## Stated goal:
Take the line that contains "Enumerate this screenshot's" and every line after it in the material below, and quote them exactly.

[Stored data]
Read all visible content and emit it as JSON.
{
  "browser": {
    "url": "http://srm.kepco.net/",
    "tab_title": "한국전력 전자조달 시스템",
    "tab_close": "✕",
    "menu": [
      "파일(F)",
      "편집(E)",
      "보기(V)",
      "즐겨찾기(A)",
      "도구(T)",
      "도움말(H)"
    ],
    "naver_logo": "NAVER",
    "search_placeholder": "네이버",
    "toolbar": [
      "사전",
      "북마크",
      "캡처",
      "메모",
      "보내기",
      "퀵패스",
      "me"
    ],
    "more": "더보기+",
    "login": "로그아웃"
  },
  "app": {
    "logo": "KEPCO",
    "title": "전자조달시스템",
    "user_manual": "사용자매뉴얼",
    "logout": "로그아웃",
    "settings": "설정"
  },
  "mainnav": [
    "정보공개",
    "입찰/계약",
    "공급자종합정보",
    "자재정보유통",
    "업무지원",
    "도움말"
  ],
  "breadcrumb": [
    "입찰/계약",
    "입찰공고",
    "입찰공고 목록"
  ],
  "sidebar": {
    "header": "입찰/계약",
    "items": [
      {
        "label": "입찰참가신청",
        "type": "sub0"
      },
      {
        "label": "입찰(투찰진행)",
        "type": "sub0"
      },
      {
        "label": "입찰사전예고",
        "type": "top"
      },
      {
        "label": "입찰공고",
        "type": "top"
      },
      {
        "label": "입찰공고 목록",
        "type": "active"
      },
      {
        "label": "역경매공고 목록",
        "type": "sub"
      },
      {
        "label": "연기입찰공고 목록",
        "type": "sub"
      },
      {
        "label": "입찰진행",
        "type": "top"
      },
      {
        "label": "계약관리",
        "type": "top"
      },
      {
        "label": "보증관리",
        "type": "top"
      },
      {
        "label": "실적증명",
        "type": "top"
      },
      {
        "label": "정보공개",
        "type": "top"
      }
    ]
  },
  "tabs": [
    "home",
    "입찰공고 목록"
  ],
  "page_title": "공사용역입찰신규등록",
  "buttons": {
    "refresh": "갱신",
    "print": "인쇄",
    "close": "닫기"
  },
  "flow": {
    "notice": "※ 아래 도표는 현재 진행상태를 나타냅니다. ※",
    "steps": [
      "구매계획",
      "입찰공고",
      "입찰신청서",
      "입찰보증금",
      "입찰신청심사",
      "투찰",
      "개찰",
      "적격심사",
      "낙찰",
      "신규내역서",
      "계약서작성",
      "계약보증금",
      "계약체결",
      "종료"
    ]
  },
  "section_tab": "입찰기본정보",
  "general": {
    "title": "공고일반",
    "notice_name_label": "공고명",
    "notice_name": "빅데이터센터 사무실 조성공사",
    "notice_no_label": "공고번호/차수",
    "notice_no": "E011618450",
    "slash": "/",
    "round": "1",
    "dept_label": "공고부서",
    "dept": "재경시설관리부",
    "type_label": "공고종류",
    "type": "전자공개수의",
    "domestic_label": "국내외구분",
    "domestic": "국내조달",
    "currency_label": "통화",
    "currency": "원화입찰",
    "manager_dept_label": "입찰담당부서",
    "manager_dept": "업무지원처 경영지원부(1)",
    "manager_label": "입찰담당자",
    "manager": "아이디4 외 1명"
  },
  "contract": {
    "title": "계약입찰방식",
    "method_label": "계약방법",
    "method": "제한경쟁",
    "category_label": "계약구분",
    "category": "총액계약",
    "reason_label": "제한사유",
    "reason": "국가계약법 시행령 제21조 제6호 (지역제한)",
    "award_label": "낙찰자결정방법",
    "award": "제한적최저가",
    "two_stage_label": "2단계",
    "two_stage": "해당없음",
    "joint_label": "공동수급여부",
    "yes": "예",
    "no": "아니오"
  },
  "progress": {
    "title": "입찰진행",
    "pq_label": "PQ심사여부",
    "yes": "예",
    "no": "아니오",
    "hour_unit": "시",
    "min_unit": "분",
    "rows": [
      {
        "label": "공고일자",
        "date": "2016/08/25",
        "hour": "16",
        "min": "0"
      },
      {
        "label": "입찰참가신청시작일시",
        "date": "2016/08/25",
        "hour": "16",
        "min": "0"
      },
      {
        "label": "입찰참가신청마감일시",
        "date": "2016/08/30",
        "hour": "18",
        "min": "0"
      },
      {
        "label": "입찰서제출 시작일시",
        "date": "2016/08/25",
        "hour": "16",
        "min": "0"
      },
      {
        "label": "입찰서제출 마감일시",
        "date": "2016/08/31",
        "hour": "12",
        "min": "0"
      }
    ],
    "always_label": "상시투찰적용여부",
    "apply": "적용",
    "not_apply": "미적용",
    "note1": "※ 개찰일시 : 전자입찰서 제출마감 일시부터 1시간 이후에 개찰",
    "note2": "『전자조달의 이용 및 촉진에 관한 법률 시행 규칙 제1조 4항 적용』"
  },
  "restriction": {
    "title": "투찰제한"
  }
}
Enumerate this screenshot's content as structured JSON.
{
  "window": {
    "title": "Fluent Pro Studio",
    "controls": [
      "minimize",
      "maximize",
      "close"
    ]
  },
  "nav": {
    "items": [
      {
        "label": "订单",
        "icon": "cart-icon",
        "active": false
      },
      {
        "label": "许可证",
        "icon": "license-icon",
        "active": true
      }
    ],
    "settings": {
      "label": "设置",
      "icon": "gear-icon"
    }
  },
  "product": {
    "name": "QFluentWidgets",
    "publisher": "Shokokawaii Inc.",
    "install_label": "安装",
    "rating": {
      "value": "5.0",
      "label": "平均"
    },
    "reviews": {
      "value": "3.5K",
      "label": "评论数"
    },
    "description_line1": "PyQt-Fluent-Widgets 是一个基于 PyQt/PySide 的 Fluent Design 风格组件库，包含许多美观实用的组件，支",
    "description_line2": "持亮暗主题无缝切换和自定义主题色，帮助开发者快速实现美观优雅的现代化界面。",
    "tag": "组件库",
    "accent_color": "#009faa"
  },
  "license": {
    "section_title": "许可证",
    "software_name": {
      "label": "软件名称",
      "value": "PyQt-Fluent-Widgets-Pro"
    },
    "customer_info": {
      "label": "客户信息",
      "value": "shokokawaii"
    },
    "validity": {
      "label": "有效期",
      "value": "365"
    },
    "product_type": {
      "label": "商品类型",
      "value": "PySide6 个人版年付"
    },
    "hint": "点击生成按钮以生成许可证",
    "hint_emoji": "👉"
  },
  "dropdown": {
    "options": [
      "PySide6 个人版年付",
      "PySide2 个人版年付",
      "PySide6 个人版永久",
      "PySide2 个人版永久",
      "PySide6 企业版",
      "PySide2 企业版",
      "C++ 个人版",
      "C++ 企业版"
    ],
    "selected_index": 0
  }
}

## Output of the exercise:
Enumerate this screenshot's content as structured JSON.
{
  "window": {
    "title": "Fluent Pro Studio",
    "controls": [
      "minimize",
      "maximize",
      "close"
    ]
  },
  "nav": {
    "items": [
      {
        "label": "订单",
        "icon": "cart-icon",
        "active": false
      },
      {
        "label": "许可证",
        "icon": "license-icon",
        "active": true
      }
    ],
    "settings": {
      "label": "设置",
      "icon": "gear-icon"
    }
  },
  "product": {
    "name": "QFluentWidgets",
    "publisher": "Shokokawaii Inc.",
    "install_label": "安装",
    "rating": {
      "value": "5.0",
      "label": "平均"
    },
    "reviews": {
      "value": "3.5K",
      "label": "评论数"
    },
    "description_line1": "PyQt-Fluent-Widgets 是一个基于 PyQt/PySide 的 Fluent Design 风格组件库，包含许多美观实用的组件，支",
    "description_line2": "持亮暗主题无缝切换和自定义主题色，帮助开发者快速实现美观优雅的现代化界面。",
    "tag": "组件库",
    "accent_color": "#009faa"
  },
  "license": {
    "section_title": "许可证",
    "software_name": {
      "label": "软件名称",
      "value": "PyQt-Fluent-Widgets-Pro"
    },
    "customer_info": {
      "label": "客户信息",
      "value": "shokokawaii"
    },
    "validity": {
      "label": "有效期",
      "value": "365"
    },
    "product_type": {
      "label": "商品类型",
      "value": "PySide6 个人版年付"
    },
    "hint": "点击生成按钮以生成许可证",
    "hint_emoji": "👉"
  },
  "dropdown": {
    "options": [
      "PySide6 个人版年付",
      "PySide2 个人版年付",
      "PySide6 个人版永久",
      "PySide2 个人版永久",
      "PySide6 企业版",
      "PySide2 企业版",
      "C++ 个人版",
      "C++ 企业版"
    ],
    "selected_index": 0
  }
}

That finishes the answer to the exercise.